### Exercise
Extract the listing in its entirety, keeping each line identical to the original.
## BEGIN Records supplied
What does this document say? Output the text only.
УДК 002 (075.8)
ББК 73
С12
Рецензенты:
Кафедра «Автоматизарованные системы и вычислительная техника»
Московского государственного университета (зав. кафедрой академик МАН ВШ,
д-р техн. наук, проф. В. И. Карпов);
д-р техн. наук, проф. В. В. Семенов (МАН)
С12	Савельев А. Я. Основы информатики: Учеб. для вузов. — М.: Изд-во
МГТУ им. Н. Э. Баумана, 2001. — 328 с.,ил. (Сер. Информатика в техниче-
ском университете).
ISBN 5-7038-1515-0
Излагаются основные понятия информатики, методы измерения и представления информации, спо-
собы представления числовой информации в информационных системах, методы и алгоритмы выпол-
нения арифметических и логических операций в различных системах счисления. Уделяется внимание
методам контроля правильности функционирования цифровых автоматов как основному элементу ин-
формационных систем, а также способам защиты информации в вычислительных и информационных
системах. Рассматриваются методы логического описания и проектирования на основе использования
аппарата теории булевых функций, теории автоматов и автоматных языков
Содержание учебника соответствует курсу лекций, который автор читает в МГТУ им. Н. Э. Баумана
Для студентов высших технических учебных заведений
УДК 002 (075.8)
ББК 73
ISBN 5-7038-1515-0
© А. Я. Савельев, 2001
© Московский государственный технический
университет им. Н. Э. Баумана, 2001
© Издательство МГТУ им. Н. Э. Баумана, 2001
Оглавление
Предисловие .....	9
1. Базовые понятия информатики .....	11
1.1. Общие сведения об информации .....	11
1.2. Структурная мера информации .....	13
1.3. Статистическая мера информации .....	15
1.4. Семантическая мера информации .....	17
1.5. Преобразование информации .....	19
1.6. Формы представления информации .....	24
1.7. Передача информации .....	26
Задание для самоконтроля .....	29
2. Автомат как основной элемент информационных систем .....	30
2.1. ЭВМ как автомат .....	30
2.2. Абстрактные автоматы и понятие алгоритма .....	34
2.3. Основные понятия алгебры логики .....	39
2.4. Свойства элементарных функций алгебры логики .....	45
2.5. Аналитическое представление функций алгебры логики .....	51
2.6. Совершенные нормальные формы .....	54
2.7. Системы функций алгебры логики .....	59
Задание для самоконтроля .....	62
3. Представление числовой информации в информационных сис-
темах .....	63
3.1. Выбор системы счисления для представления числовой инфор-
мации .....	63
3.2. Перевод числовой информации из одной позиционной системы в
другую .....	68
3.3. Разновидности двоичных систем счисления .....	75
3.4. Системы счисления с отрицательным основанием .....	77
## END Records supplied
### The solution
What does this document say? Output the text only.
УДК 002 (075.8)
ББК 73
С12
Рецензенты:
Кафедра «Автоматизарованные системы и вычислительная техника»
Московского государственного университета (зав. кафедрой академик МАН ВШ,
д-р техн. наук, проф. В. И. Карпов);
д-р техн. наук, проф. В. В. Семенов (МАН)
С12	Савельев А. Я. Основы информатики: Учеб. для вузов. — М.: Изд-во
МГТУ им. Н. Э. Баумана, 2001. — 328 с.,ил. (Сер. Информатика в техниче-
ском университете).
ISBN 5-7038-1515-0
Излагаются основные понятия информатики, методы измерения и представления информации, спо-
собы представления числовой информации в информационных системах, методы и алгоритмы выпол-
нения арифметических и логических операций в различных системах счисления. Уделяется внимание
методам контроля правильности функционирования цифровых автоматов как основному элементу ин-
формационных систем, а также способам защиты информации в вычислительных и информационных
системах. Рассматриваются методы логического описания и проектирования на основе использования
аппарата теории булевых функций, теории автоматов и автоматных языков
Содержание учебника соответствует курсу лекций, который автор читает в МГТУ им. Н. Э. Баумана
Для студентов высших технических учебных заведений
УДК 002 (075.8)
ББК 73
ISBN 5-7038-1515-0
© А. Я. Савельев, 2001
© Московский государственный технический
университет им. Н. Э. Баумана, 2001
© Издательство МГТУ им. Н. Э. Баумана, 2001
Оглавление
Предисловие .....	9
1. Базовые понятия информатики .....	11
1.1. Общие сведения об информации .....	11
1.2. Структурная мера информации .....	13
1.3. Статистическая мера информации .....	15
1.4. Семантическая мера информации .....	17
1.5. Преобразование информации .....	19
1.6. Формы представления информации .....	24
1.7. Передача информации .....	26
Задание для самоконтроля .....	29
2. Автомат как основной элемент информационных систем .....	30
2.1. ЭВМ как автомат .....	30
2.2. Абстрактные автоматы и понятие алгоритма .....	34
2.3. Основные понятия алгебры логики .....	39
2.4. Свойства элементарных функций алгебры логики .....	45
2.5. Аналитическое представление функций алгебры логики .....	51
2.6. Совершенные нормальные формы .....	54
2.7. Системы функций алгебры логики .....	59
Задание для самоконтроля .....	62
3. Представление числовой информации в информационных сис-
темах .....	63
3.1. Выбор системы счисления для представления числовой инфор-
мации .....	63
3.2. Перевод числовой информации из одной позиционной системы в
другую .....	68
3.3. Разновидности двоичных систем счисления .....	75
3.4. Системы счисления с отрицательным основанием .....	77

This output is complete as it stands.